▶ WORK TO BE COMPLETED
Copy every entry exactly as given, minus the images.

▶ ENTRIES SUPPLIED

○ ○ ○ ○ ○ ○ ○

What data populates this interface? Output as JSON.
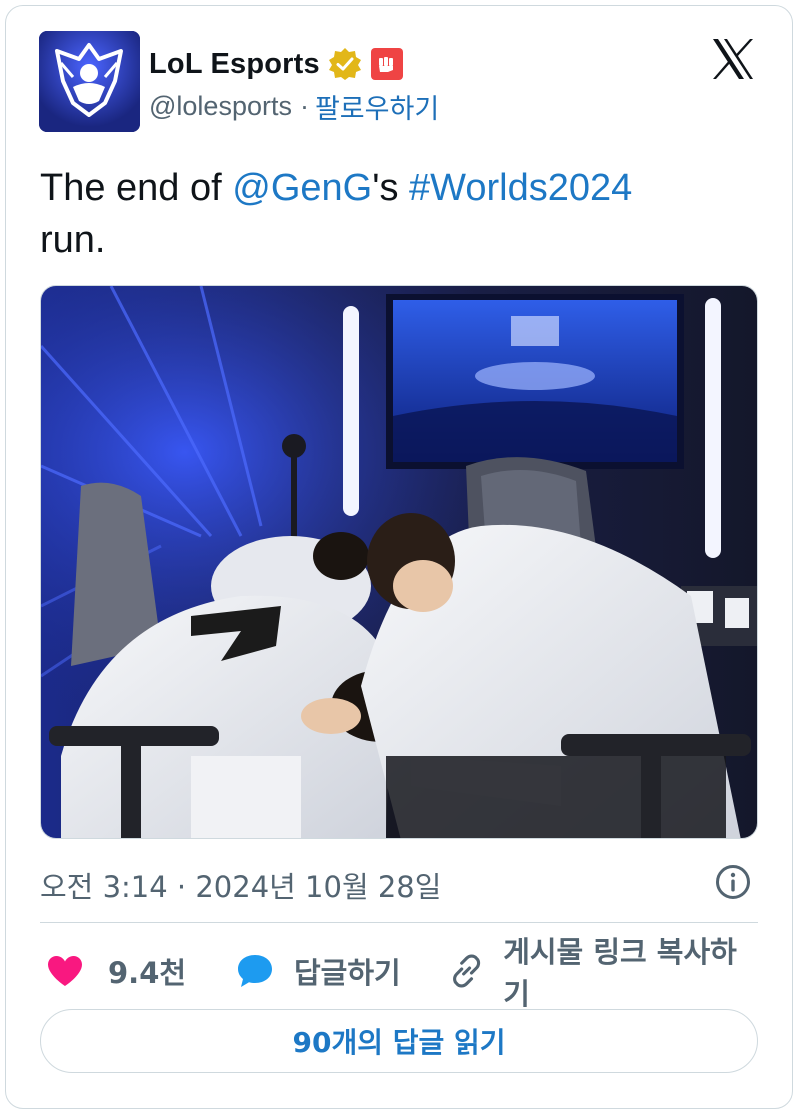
{
  "account": {
    "display_name": "LoL Esports",
    "handle": "@lolesports",
    "separator": "·",
    "follow_label": "팔로우하기",
    "verified_icon": "gold-verified-badge-icon",
    "affiliate_icon": "riot-games-fist-icon"
  },
  "tweet": {
    "text_before": "The end of ",
    "mention": "@GenG",
    "text_middle": "'s ",
    "hashtag": "#Worlds2024",
    "text_after": " run.",
    "timestamp": "오전 3:14 · 2024년 10월 28일"
  },
  "actions": {
    "like_count": "9.4천",
    "reply_label": "답글하기",
    "copy_link_label": "게시물 링크 복사하기"
  },
  "read_replies_label": "90개의 답글 읽기",
  "colors": {
    "link": "#1d78c5",
    "like": "#f91880",
    "reply": "#1d9bf0",
    "muted": "#536471",
    "verified": "#e2b719",
    "brand_badge": "#ef4444"
  },
  "icons": {
    "platform": "x-logo-icon",
    "info": "info-icon",
    "like": "heart-icon",
    "reply": "speech-bubble-icon",
    "copy_link": "link-icon"
  }
}
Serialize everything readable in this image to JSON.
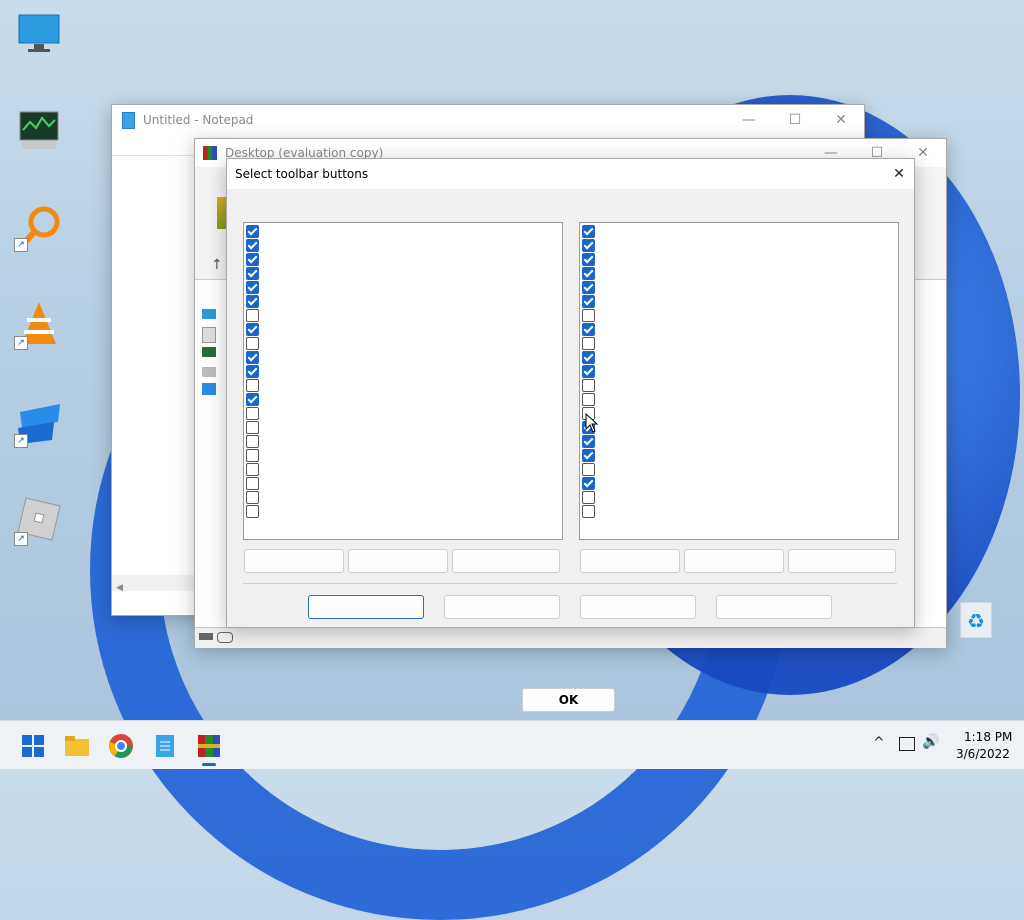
{
  "notepad": {
    "title": "Untitled - Notepad"
  },
  "winrar": {
    "title": "Desktop (evaluation copy)"
  },
  "dialog": {
    "title": "Select toolbar buttons",
    "left_checks": [
      true,
      true,
      true,
      true,
      true,
      true,
      false,
      true,
      false,
      true,
      true,
      false,
      true,
      false,
      false,
      false,
      false,
      false,
      false,
      false,
      false
    ],
    "right_checks": [
      true,
      true,
      true,
      true,
      true,
      true,
      false,
      true,
      false,
      true,
      true,
      false,
      false,
      false,
      true,
      true,
      true,
      false,
      true,
      false,
      false
    ],
    "left_buttons": [
      "",
      "",
      ""
    ],
    "right_buttons": [
      "",
      "",
      ""
    ],
    "bottom_buttons": [
      "",
      "",
      "",
      ""
    ]
  },
  "ok_button": "OK",
  "caption": {
    "minimize": "—",
    "maximize": "☐",
    "close": "✕"
  },
  "clock": {
    "time": "1:18 PM",
    "date": "3/6/2022"
  },
  "tray": {
    "chevron": "^",
    "volume": "🔊"
  },
  "colors": {
    "accent": "#1a67c9",
    "desktop": "#b7cfe3"
  }
}
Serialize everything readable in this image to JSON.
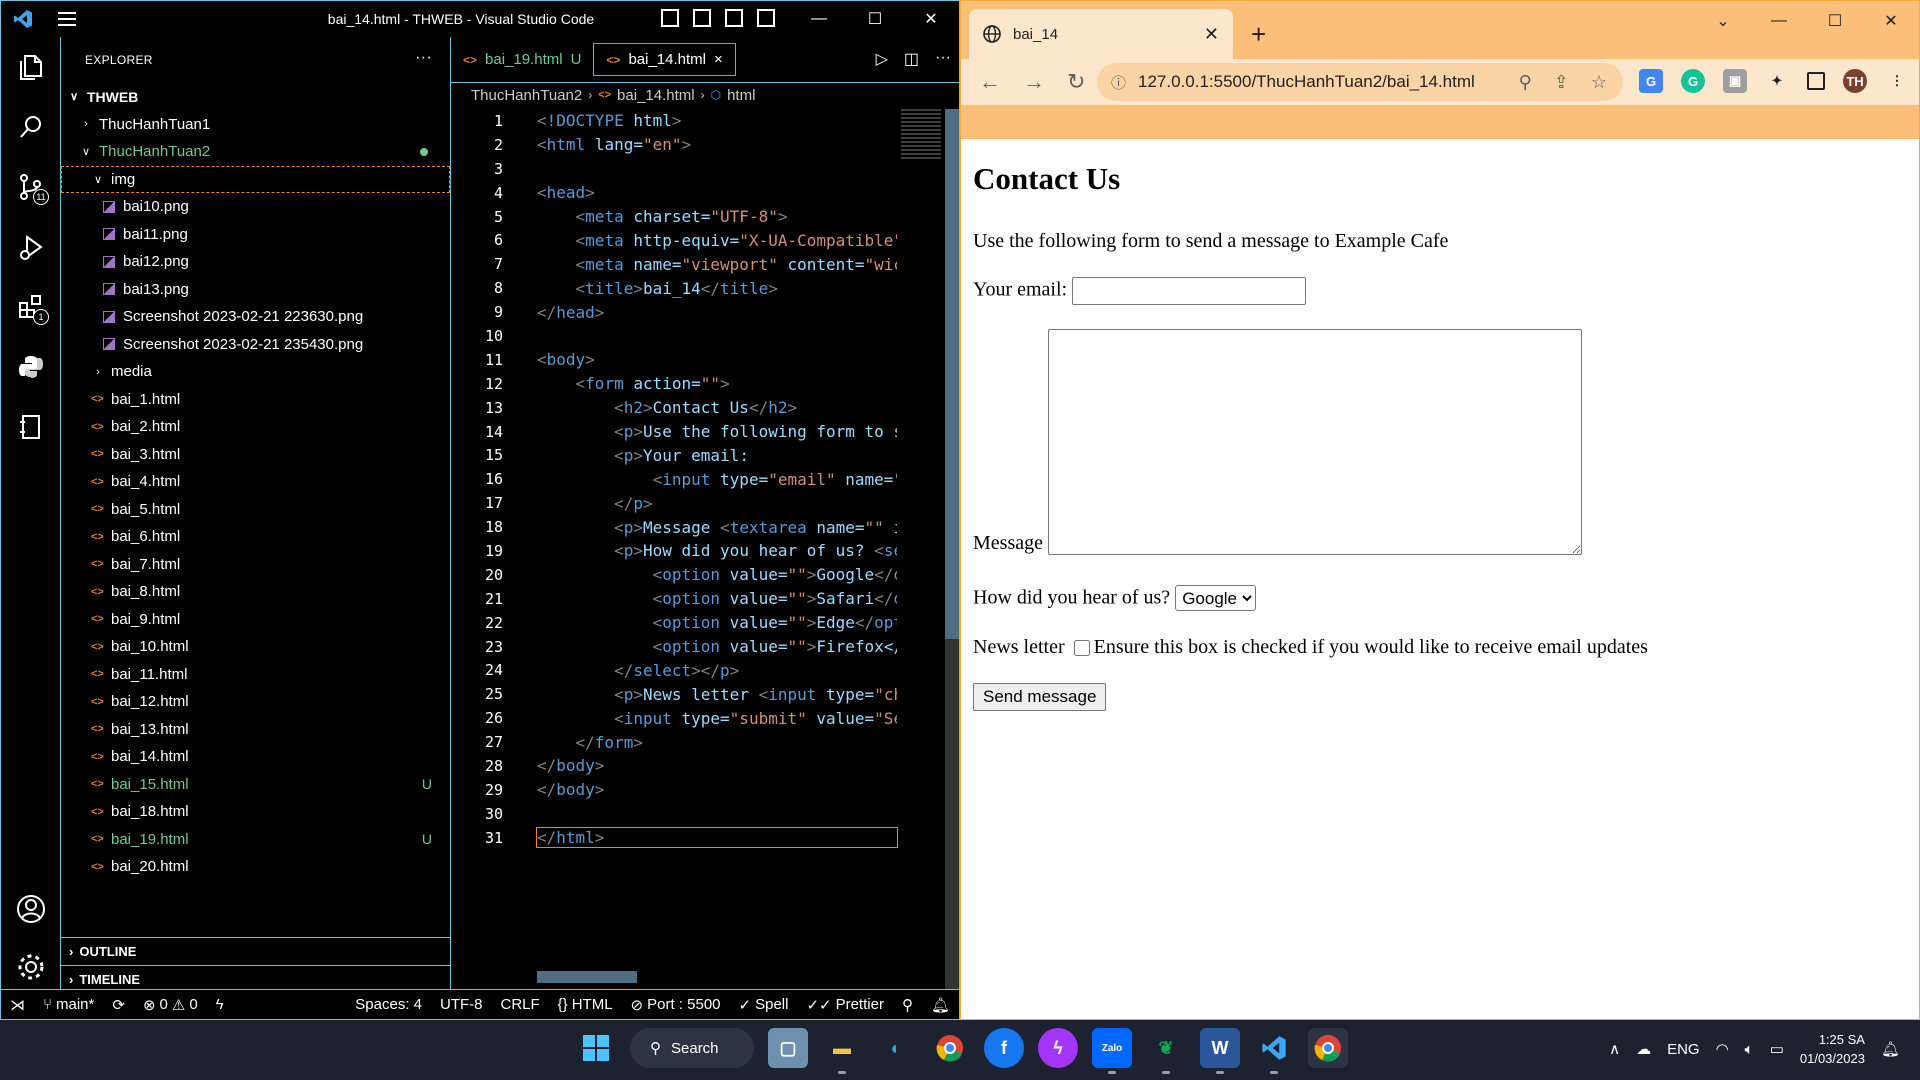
{
  "vscode": {
    "window_title": "bai_14.html - THWEB - Visual Studio Code",
    "explorer_title": "EXPLORER",
    "workspace": "THWEB",
    "tree": [
      {
        "label": "ThucHanhTuan1",
        "kind": "folder",
        "expanded": false,
        "indent": 0
      },
      {
        "label": "ThucHanhTuan2",
        "kind": "folder",
        "expanded": true,
        "indent": 0,
        "status": "dot",
        "green": true
      },
      {
        "label": "img",
        "kind": "folder",
        "expanded": true,
        "indent": 1,
        "focused": true
      },
      {
        "label": "bai10.png",
        "kind": "image",
        "indent": 2
      },
      {
        "label": "bai11.png",
        "kind": "image",
        "indent": 2
      },
      {
        "label": "bai12.png",
        "kind": "image",
        "indent": 2
      },
      {
        "label": "bai13.png",
        "kind": "image",
        "indent": 2
      },
      {
        "label": "Screenshot 2023-02-21 223630.png",
        "kind": "image",
        "indent": 2
      },
      {
        "label": "Screenshot 2023-02-21 235430.png",
        "kind": "image",
        "indent": 2
      },
      {
        "label": "media",
        "kind": "folder",
        "expanded": false,
        "indent": 1
      },
      {
        "label": "bai_1.html",
        "kind": "html",
        "indent": 1
      },
      {
        "label": "bai_2.html",
        "kind": "html",
        "indent": 1
      },
      {
        "label": "bai_3.html",
        "kind": "html",
        "indent": 1
      },
      {
        "label": "bai_4.html",
        "kind": "html",
        "indent": 1
      },
      {
        "label": "bai_5.html",
        "kind": "html",
        "indent": 1
      },
      {
        "label": "bai_6.html",
        "kind": "html",
        "indent": 1
      },
      {
        "label": "bai_7.html",
        "kind": "html",
        "indent": 1
      },
      {
        "label": "bai_8.html",
        "kind": "html",
        "indent": 1
      },
      {
        "label": "bai_9.html",
        "kind": "html",
        "indent": 1
      },
      {
        "label": "bai_10.html",
        "kind": "html",
        "indent": 1
      },
      {
        "label": "bai_11.html",
        "kind": "html",
        "indent": 1
      },
      {
        "label": "bai_12.html",
        "kind": "html",
        "indent": 1
      },
      {
        "label": "bai_13.html",
        "kind": "html",
        "indent": 1
      },
      {
        "label": "bai_14.html",
        "kind": "html",
        "indent": 1
      },
      {
        "label": "bai_15.html",
        "kind": "html",
        "indent": 1,
        "status": "U",
        "green": true
      },
      {
        "label": "bai_18.html",
        "kind": "html",
        "indent": 1
      },
      {
        "label": "bai_19.html",
        "kind": "html",
        "indent": 1,
        "status": "U",
        "green": true
      },
      {
        "label": "bai_20.html",
        "kind": "html",
        "indent": 1
      }
    ],
    "outline_label": "OUTLINE",
    "timeline_label": "TIMELINE",
    "tabs": [
      {
        "label": "bai_19.html",
        "status": "U",
        "active": false
      },
      {
        "label": "bai_14.html",
        "status": "×",
        "active": true
      }
    ],
    "breadcrumb": [
      "ThucHanhTuan2",
      "bai_14.html",
      "html"
    ],
    "code_lines": [
      "<!DOCTYPE html>",
      "<html lang=\"en\">",
      "",
      "<head>",
      "    <meta charset=\"UTF-8\">",
      "    <meta http-equiv=\"X-UA-Compatible\"",
      "    <meta name=\"viewport\" content=\"wic",
      "    <title>bai_14</title>",
      "</head>",
      "",
      "<body>",
      "    <form action=\"\">",
      "        <h2>Contact Us</h2>",
      "        <p>Use the following form to s",
      "        <p>Your email:",
      "            <input type=\"email\" name=\"",
      "        </p>",
      "        <p>Message <textarea name=\"\" i",
      "        <p>How did you hear of us? <se",
      "            <option value=\"\">Google</o",
      "            <option value=\"\">Safari</o",
      "            <option value=\"\">Edge</opt",
      "            <option value=\"\">Firefox</",
      "        </select></p>",
      "        <p>News letter <input type=\"ch",
      "        <input type=\"submit\" value=\"Se",
      "    </form>",
      "</body>",
      "</body>",
      "",
      "</html>"
    ],
    "current_line": 31,
    "status": {
      "branch": "main*",
      "errors": "0",
      "warnings": "0",
      "spaces": "Spaces: 4",
      "encoding": "UTF-8",
      "eol": "CRLF",
      "language": "HTML",
      "port": "Port : 5500",
      "spell": "Spell",
      "prettier": "Prettier"
    }
  },
  "chrome": {
    "tab_title": "bai_14",
    "url": "127.0.0.1:5500/ThucHanhTuan2/bai_14.html",
    "page": {
      "heading": "Contact Us",
      "intro": "Use the following form to send a message to Example Cafe",
      "email_label": "Your email:",
      "message_label": "Message",
      "hear_label": "How did you hear of us?",
      "select_value": "Google",
      "newsletter_label": "News letter",
      "checkbox_label": "Ensure this box is checked if you would like to receive email updates",
      "submit_label": "Send message"
    }
  },
  "taskbar": {
    "search_label": "Search",
    "lang": "ENG",
    "time": "1:25 SA",
    "date": "01/03/2023"
  }
}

○ ○ ○ ○ ○ ○ ○

▶ EXERCISE OUTPUT
What data populates this interface? Output as JSON.
{
  "account": {
    "display_name": "LoL Esports",
    "handle": "@lolesports",
    "separator": "·",
    "follow_label": "팔로우하기",
    "verified_icon": "gold-verified-badge-icon",
    "affiliate_icon": "riot-games-fist-icon"
  },
  "tweet": {
    "text_before": "The end of ",
    "mention": "@GenG",
    "text_middle": "'s ",
    "hashtag": "#Worlds2024",
    "text_after": " run.",
    "timestamp": "오전 3:14 · 2024년 10월 28일"
  },
  "actions": {
    "like_count": "9.4천",
    "reply_label": "답글하기",
    "copy_link_label": "게시물 링크 복사하기"
  },
  "read_replies_label": "90개의 답글 읽기",
  "colors": {
    "link": "#1d78c5",
    "like": "#f91880",
    "reply": "#1d9bf0",
    "muted": "#536471",
    "verified": "#e2b719",
    "brand_badge": "#ef4444"
  },
  "icons": {
    "platform": "x-logo-icon",
    "info": "info-icon",
    "like": "heart-icon",
    "reply": "speech-bubble-icon",
    "copy_link": "link-icon"
  }
}
Serialize everything readable in this image to JSON.
{
  "notepad": {
    "title": "Untitled - Notepad"
  },
  "winrar": {
    "title": "Desktop (evaluation copy)"
  },
  "dialog": {
    "title": "Select toolbar buttons",
    "left_checks": [
      true,
      true,
      true,
      true,
      true,
      true,
      false,
      true,
      false,
      true,
      true,
      false,
      true,
      false,
      false,
      false,
      false,
      false,
      false,
      false,
      false
    ],
    "right_checks": [
      true,
      true,
      true,
      true,
      true,
      true,
      false,
      true,
      false,
      true,
      true,
      false,
      false,
      false,
      true,
      true,
      true,
      false,
      true,
      false,
      false
    ],
    "left_buttons": [
      "",
      "",
      ""
    ],
    "right_buttons": [
      "",
      "",
      ""
    ],
    "bottom_buttons": [
      "",
      "",
      "",
      ""
    ]
  },
  "ok_button": "OK",
  "caption": {
    "minimize": "—",
    "maximize": "☐",
    "close": "✕"
  },
  "clock": {
    "time": "1:18 PM",
    "date": "3/6/2022"
  },
  "tray": {
    "chevron": "^",
    "volume": "🔊"
  },
  "colors": {
    "accent": "#1a67c9",
    "desktop": "#b7cfe3"
  }
}
Serialize everything readable in this image to JSON.
{
  "vscode": {
    "window_title": "bai_14.html - THWEB - Visual Studio Code",
    "explorer_title": "EXPLORER",
    "workspace": "THWEB",
    "tree": [
      {
        "label": "ThucHanhTuan1",
        "kind": "folder",
        "expanded": false,
        "indent": 0
      },
      {
        "label": "ThucHanhTuan2",
        "kind": "folder",
        "expanded": true,
        "indent": 0,
        "status": "dot",
        "green": true
      },
      {
        "label": "img",
        "kind": "folder",
        "expanded": true,
        "indent": 1,
        "focused": true
      },
      {
        "label": "bai10.png",
        "kind": "image",
        "indent": 2
      },
      {
        "label": "bai11.png",
        "kind": "image",
        "indent": 2
      },
      {
        "label": "bai12.png",
        "kind": "image",
        "indent": 2
      },
      {
        "label": "bai13.png",
        "kind": "image",
        "indent": 2
      },
      {
        "label": "Screenshot 2023-02-21 223630.png",
        "kind": "image",
        "indent": 2
      },
      {
        "label": "Screenshot 2023-02-21 235430.png",
        "kind": "image",
        "indent": 2
      },
      {
        "label": "media",
        "kind": "folder",
        "expanded": false,
        "indent": 1
      },
      {
        "label": "bai_1.html",
        "kind": "html",
        "indent": 1
      },
      {
        "label": "bai_2.html",
        "kind": "html",
        "indent": 1
      },
      {
        "label": "bai_3.html",
        "kind": "html",
        "indent": 1
      },
      {
        "label": "bai_4.html",
        "kind": "html",
        "indent": 1
      },
      {
        "label": "bai_5.html",
        "kind": "html",
        "indent": 1
      },
      {
        "label": "bai_6.html",
        "kind": "html",
        "indent": 1
      },
      {
        "label": "bai_7.html",
        "kind": "html",
        "indent": 1
      },
      {
        "label": "bai_8.html",
        "kind": "html",
        "indent": 1
      },
      {
        "label": "bai_9.html",
        "kind": "html",
        "indent": 1
      },
      {
        "label": "bai_10.html",
        "kind": "html",
        "indent": 1
      },
      {
        "label": "bai_11.html",
        "kind": "html",
        "indent": 1
      },
      {
        "label": "bai_12.html",
        "kind": "html",
        "indent": 1
      },
      {
        "label": "bai_13.html",
        "kind": "html",
        "indent": 1
      },
      {
        "label": "bai_14.html",
        "kind": "html",
        "indent": 1
      },
      {
        "label": "bai_15.html",
        "kind": "html",
        "indent": 1,
        "status": "U",
        "green": true
      },
      {
        "label": "bai_18.html",
        "kind": "html",
        "indent": 1
      },
      {
        "label": "bai_19.html",
        "kind": "html",
        "indent": 1,
        "status": "U",
        "green": true
      },
      {
        "label": "bai_20.html",
        "kind": "html",
        "indent": 1
      }
    ],
    "outline_label": "OUTLINE",
    "timeline_label": "TIMELINE",
    "tabs": [
      {
        "label": "bai_19.html",
        "status": "U",
        "active": false
      },
      {
        "label": "bai_14.html",
        "status": "×",
        "active": true
      }
    ],
    "breadcrumb": [
      "ThucHanhTuan2",
      "bai_14.html",
      "html"
    ],
    "code_lines": [
      "<!DOCTYPE html>",
      "<html lang=\"en\">",
      "",
      "<head>",
      "    <meta charset=\"UTF-8\">",
      "    <meta http-equiv=\"X-UA-Compatible\"",
      "    <meta name=\"viewport\" content=\"wic",
      "    <title>bai_14</title>",
      "</head>",
      "",
      "<body>",
      "    <form action=\"\">",
      "        <h2>Contact Us</h2>",
      "        <p>Use the following form to s",
      "        <p>Your email:",
      "            <input type=\"email\" name=\"",
      "        </p>",
      "        <p>Message <textarea name=\"\" i",
      "        <p>How did you hear of us? <se",
      "            <option value=\"\">Google</o",
      "            <option value=\"\">Safari</o",
      "            <option value=\"\">Edge</opt",
      "            <option value=\"\">Firefox</",
      "        </select></p>",
      "        <p>News letter <input type=\"ch",
      "        <input type=\"submit\" value=\"Se",
      "    </form>",
      "</body>",
      "</body>",
      "",
      "</html>"
    ],
    "current_line": 31,
    "status": {
      "branch": "main*",
      "errors": "0",
      "warnings": "0",
      "spaces": "Spaces: 4",
      "encoding": "UTF-8",
      "eol": "CRLF",
      "language": "HTML",
      "port": "Port : 5500",
      "spell": "Spell",
      "prettier": "Prettier"
    }
  },
  "chrome": {
    "tab_title": "bai_14",
    "url": "127.0.0.1:5500/ThucHanhTuan2/bai_14.html",
    "page": {
      "heading": "Contact Us",
      "intro": "Use the following form to send a message to Example Cafe",
      "email_label": "Your email:",
      "message_label": "Message",
      "hear_label": "How did you hear of us?",
      "select_value": "Google",
      "newsletter_label": "News letter",
      "checkbox_label": "Ensure this box is checked if you would like to receive email updates",
      "submit_label": "Send message"
    }
  },
  "taskbar": {
    "search_label": "Search",
    "lang": "ENG",
    "time": "1:25 SA",
    "date": "01/03/2023"
  }
}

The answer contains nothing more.